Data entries
* begin *

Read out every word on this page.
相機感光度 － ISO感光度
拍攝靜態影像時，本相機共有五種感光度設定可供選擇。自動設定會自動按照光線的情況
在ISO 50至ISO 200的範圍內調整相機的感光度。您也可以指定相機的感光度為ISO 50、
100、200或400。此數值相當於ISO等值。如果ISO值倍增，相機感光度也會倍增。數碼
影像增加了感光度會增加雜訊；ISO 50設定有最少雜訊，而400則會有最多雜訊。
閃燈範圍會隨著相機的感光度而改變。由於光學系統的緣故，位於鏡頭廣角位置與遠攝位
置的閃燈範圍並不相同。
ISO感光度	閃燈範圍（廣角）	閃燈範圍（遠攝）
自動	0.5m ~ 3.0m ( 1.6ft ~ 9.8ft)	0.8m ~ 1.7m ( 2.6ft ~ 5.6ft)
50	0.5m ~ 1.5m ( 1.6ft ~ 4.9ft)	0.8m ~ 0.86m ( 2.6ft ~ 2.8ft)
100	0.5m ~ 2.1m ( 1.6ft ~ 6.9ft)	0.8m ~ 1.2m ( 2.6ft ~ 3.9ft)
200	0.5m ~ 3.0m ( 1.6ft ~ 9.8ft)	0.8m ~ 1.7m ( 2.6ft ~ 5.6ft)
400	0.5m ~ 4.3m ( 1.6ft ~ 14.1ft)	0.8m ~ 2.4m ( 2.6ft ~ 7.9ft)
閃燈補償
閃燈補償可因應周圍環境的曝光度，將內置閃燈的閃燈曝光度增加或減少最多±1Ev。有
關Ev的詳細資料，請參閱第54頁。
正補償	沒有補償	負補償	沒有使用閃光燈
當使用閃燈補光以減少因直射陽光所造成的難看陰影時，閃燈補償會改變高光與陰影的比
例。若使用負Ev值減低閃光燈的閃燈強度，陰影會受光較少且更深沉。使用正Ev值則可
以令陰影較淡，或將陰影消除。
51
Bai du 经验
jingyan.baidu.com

* end *

**What the exercise asks**
Every record shown above should be written out again exactly.

**Answer to this problem**
Read out every word on this page.
相機感光度 － ISO感光度
拍攝靜態影像時，本相機共有五種感光度設定可供選擇。自動設定會自動按照光線的情況
在ISO 50至ISO 200的範圍內調整相機的感光度。您也可以指定相機的感光度為ISO 50、
100、200或400。此數值相當於ISO等值。如果ISO值倍增，相機感光度也會倍增。數碼
影像增加了感光度會增加雜訊；ISO 50設定有最少雜訊，而400則會有最多雜訊。
閃燈範圍會隨著相機的感光度而改變。由於光學系統的緣故，位於鏡頭廣角位置與遠攝位
置的閃燈範圍並不相同。
ISO感光度	閃燈範圍（廣角）	閃燈範圍（遠攝）
自動	0.5m ~ 3.0m ( 1.6ft ~ 9.8ft)	0.8m ~ 1.7m ( 2.6ft ~ 5.6ft)
50	0.5m ~ 1.5m ( 1.6ft ~ 4.9ft)	0.8m ~ 0.86m ( 2.6ft ~ 2.8ft)
100	0.5m ~ 2.1m ( 1.6ft ~ 6.9ft)	0.8m ~ 1.2m ( 2.6ft ~ 3.9ft)
200	0.5m ~ 3.0m ( 1.6ft ~ 9.8ft)	0.8m ~ 1.7m ( 2.6ft ~ 5.6ft)
400	0.5m ~ 4.3m ( 1.6ft ~ 14.1ft)	0.8m ~ 2.4m ( 2.6ft ~ 7.9ft)
閃燈補償
閃燈補償可因應周圍環境的曝光度，將內置閃燈的閃燈曝光度增加或減少最多±1Ev。有
關Ev的詳細資料，請參閱第54頁。
正補償	沒有補償	負補償	沒有使用閃光燈
當使用閃燈補光以減少因直射陽光所造成的難看陰影時，閃燈補償會改變高光與陰影的比
例。若使用負Ev值減低閃光燈的閃燈強度，陰影會受光較少且更深沉。使用正Ev值則可
以令陰影較淡，或將陰影消除。
51
Bai du 经验
jingyan.baidu.com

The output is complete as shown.